Copy the material from the line with "manus-coast bbox=[340, 148, 388, 160]" up to and including the line with "colorbar-swatch-6 bbox=[521, 674, 588, 702]", replacing "lon-label" with "longitude-label" and leaving everything else unchanged.

(Saved entries)
<<<<
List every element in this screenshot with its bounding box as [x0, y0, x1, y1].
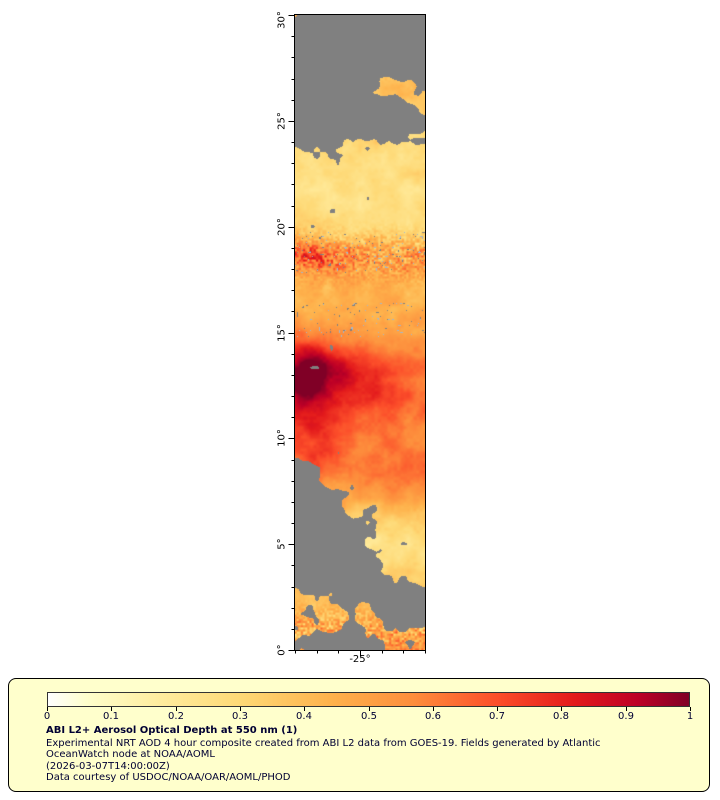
colorbar-label-0: 0	[43, 711, 51, 722]
colorbar-label-0-7: 0.7	[489, 711, 505, 722]
legend-title: ABI L2+ Aerosol Optical Depth at 550 nm …	[46, 725, 298, 736]
colorbar-label-0-9: 0.9	[618, 711, 634, 722]
lat-tick-label-10: 10°	[276, 429, 288, 447]
legend-timestamp: (2026-03-07T14:00:00Z)	[46, 760, 170, 772]
colorbar-label-0-5: 0.5	[361, 711, 377, 722]
legend-text-block: ABI L2+ Aerosol Optical Depth at 550 nm …	[46, 725, 601, 784]
aod-map-canvas	[295, 15, 425, 650]
legend-description-line-1: Experimental NRT AOD 4 hour composite cr…	[46, 737, 601, 749]
colorbar-tick-mark	[304, 707, 306, 711]
colorbar-tick-mark	[432, 707, 434, 711]
colorbar-tick-mark	[175, 707, 177, 711]
colorbar-label-0-8: 0.8	[553, 711, 569, 722]
lon-tick-label: -25°	[349, 654, 371, 665]
map-panel: 0° 5° 10° 15° 20° 25° 30° -25°	[276, 11, 426, 665]
lat-tick-label-30: 30°	[276, 11, 288, 29]
colorbar-label-0-6: 0.6	[425, 711, 441, 722]
colorbar-tick-mark	[368, 707, 370, 711]
colorbar-label-0-1: 0.1	[103, 711, 119, 722]
colorbar-label-0-2: 0.2	[168, 711, 184, 722]
legend-box: 0 0.1 0.2 0.3 0.4 0.5 0.6 0.7 0.8 0.9 1 …	[8, 678, 710, 792]
legend-description-line-2: OceanWatch node at NOAA/AOML	[46, 749, 215, 760]
colorbar-tick-mark	[111, 707, 113, 711]
lat-tick-label-5: 5°	[276, 538, 288, 550]
lat-tick-label-15: 15°	[276, 324, 288, 342]
lat-tick-label-0: 0°	[276, 644, 288, 656]
colorbar-label-0-3: 0.3	[232, 711, 248, 722]
colorbar-label-1: 1	[686, 711, 694, 722]
lat-tick-label-20: 20°	[276, 218, 288, 236]
colorbar-gradient	[47, 692, 690, 707]
colorbar-label-0-4: 0.4	[296, 711, 312, 722]
lat-tick-label-25: 25°	[276, 112, 288, 130]
map-axes	[288, 14, 426, 657]
colorbar-tick-mark	[625, 707, 627, 711]
colorbar-tick-mark	[497, 707, 499, 711]
colorbar-tick-mark	[47, 707, 48, 711]
colorbar-tick-mark	[690, 707, 691, 711]
legend-credit: Data courtesy of USDOC/NOAA/OAR/AOML/PHO…	[46, 772, 291, 783]
colorbar-tick-mark	[239, 707, 241, 711]
colorbar-tick-mark	[561, 707, 563, 711]
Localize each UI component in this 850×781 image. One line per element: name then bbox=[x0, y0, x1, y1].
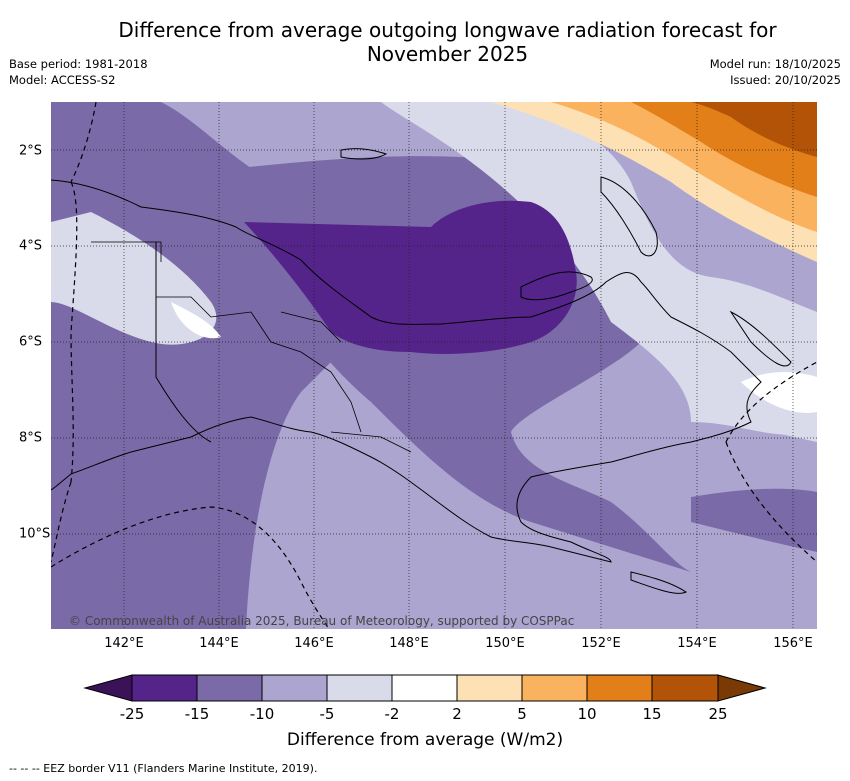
manus-coast bbox=[340, 148, 388, 160]
colorbar-swatch-1 bbox=[196, 674, 263, 702]
colorbar-swatch-7 bbox=[586, 674, 653, 702]
issued-date: Issued: 20/10/2025 bbox=[730, 73, 841, 87]
cbar-tick-9: 25 bbox=[708, 705, 728, 723]
lon-label-146: 146°E bbox=[294, 636, 334, 651]
lon-label-144: 144°E bbox=[199, 636, 239, 651]
colorbar-swatch-5 bbox=[456, 674, 523, 702]
colorbar-swatch-6 bbox=[521, 674, 588, 702]
islands-southeast bbox=[630, 571, 687, 594]
colorbar-arrow-low bbox=[83, 674, 133, 702]
meta-left: Base period: 1981-2018 Model: ACCESS-S2 bbox=[9, 56, 148, 88]
field-dark-purple-core bbox=[244, 200, 577, 354]
eez-legend-note: -- -- -- EEZ border V11 (Flanders Marine… bbox=[9, 762, 318, 775]
meta-right: Model run: 18/10/2025 Issued: 20/10/2025 bbox=[710, 56, 841, 88]
cbar-tick-8: 15 bbox=[642, 705, 662, 723]
lon-label-154: 154°E bbox=[677, 636, 717, 651]
colorbar-swatch-4 bbox=[391, 674, 458, 702]
map-title: Difference from average outgoing longwav… bbox=[60, 18, 835, 66]
cbar-tick-4: -2 bbox=[384, 705, 400, 723]
new-ireland-coast bbox=[600, 176, 658, 257]
cbar-tick-7: 10 bbox=[577, 705, 597, 723]
cbar-tick-3: -5 bbox=[319, 705, 335, 723]
lat-label-4s: 4°S bbox=[19, 238, 43, 254]
olr-anomaly-map bbox=[51, 102, 817, 629]
province-boundaries bbox=[91, 241, 412, 453]
cbar-tick-5: 2 bbox=[452, 705, 462, 723]
title-line-1: Difference from average outgoing longwav… bbox=[118, 18, 777, 42]
cbar-tick-1: -15 bbox=[184, 705, 210, 723]
model-name: Model: ACCESS-S2 bbox=[9, 73, 116, 87]
lon-label-150: 150°E bbox=[485, 636, 525, 651]
png-border bbox=[155, 242, 212, 443]
lon-label-156: 156°E bbox=[773, 636, 813, 651]
colorbar bbox=[83, 674, 767, 702]
base-period: Base period: 1981-2018 bbox=[9, 57, 148, 71]
lon-label-148: 148°E bbox=[389, 636, 429, 651]
cbar-tick-0: -25 bbox=[119, 705, 145, 723]
colorbar-swatch-3 bbox=[326, 674, 393, 702]
field-medium-purple-southeast bbox=[691, 488, 817, 552]
copyright-notice: © Commonwealth of Australia 2025, Bureau… bbox=[69, 614, 575, 628]
lat-label-8s: 8°S bbox=[19, 430, 43, 446]
field-pale-north bbox=[381, 102, 817, 435]
colorbar-swatch-8 bbox=[651, 674, 719, 702]
bougainville-coast bbox=[729, 310, 792, 367]
colorbar-swatch-0 bbox=[131, 674, 198, 702]
model-run: Model run: 18/10/2025 bbox=[709, 57, 841, 71]
lon-label-142: 142°E bbox=[104, 636, 144, 651]
field-dark-orange bbox=[691, 102, 817, 157]
new-britain-coast bbox=[520, 271, 593, 301]
field-white-west bbox=[171, 302, 221, 339]
lat-label-6s: 6°S bbox=[19, 334, 43, 350]
colorbar-label: Difference from average (W/m2) bbox=[286, 730, 564, 750]
title-line-2: November 2025 bbox=[366, 42, 529, 66]
lat-label-2s: 2°S bbox=[19, 143, 43, 159]
colorbar-arrow-high bbox=[717, 674, 767, 702]
eez-borders bbox=[51, 102, 817, 629]
field-white-east bbox=[741, 372, 817, 413]
lat-label-10s: 10°S bbox=[19, 526, 51, 542]
coastlines bbox=[51, 148, 792, 594]
colorbar-swatch-2 bbox=[261, 674, 328, 702]
cbar-tick-2: -10 bbox=[249, 705, 275, 723]
field-pale-east bbox=[691, 347, 817, 442]
new-guinea-coast bbox=[51, 179, 762, 563]
cbar-tick-6: 5 bbox=[517, 705, 527, 723]
lon-label-152: 152°E bbox=[581, 636, 621, 651]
>>>>
### ANSWER BELOW
manus-coast bbox=[340, 148, 388, 160]
colorbar-swatch-1 bbox=[196, 674, 263, 702]
colorbar-swatch-7 bbox=[586, 674, 653, 702]
issued-date: Issued: 20/10/2025 bbox=[730, 73, 841, 87]
cbar-tick-9: 25 bbox=[708, 705, 728, 723]
longitude-label-146: 146°E bbox=[294, 636, 334, 651]
longitude-label-144: 144°E bbox=[199, 636, 239, 651]
colorbar-swatch-5 bbox=[456, 674, 523, 702]
colorbar-swatch-6 bbox=[521, 674, 588, 702]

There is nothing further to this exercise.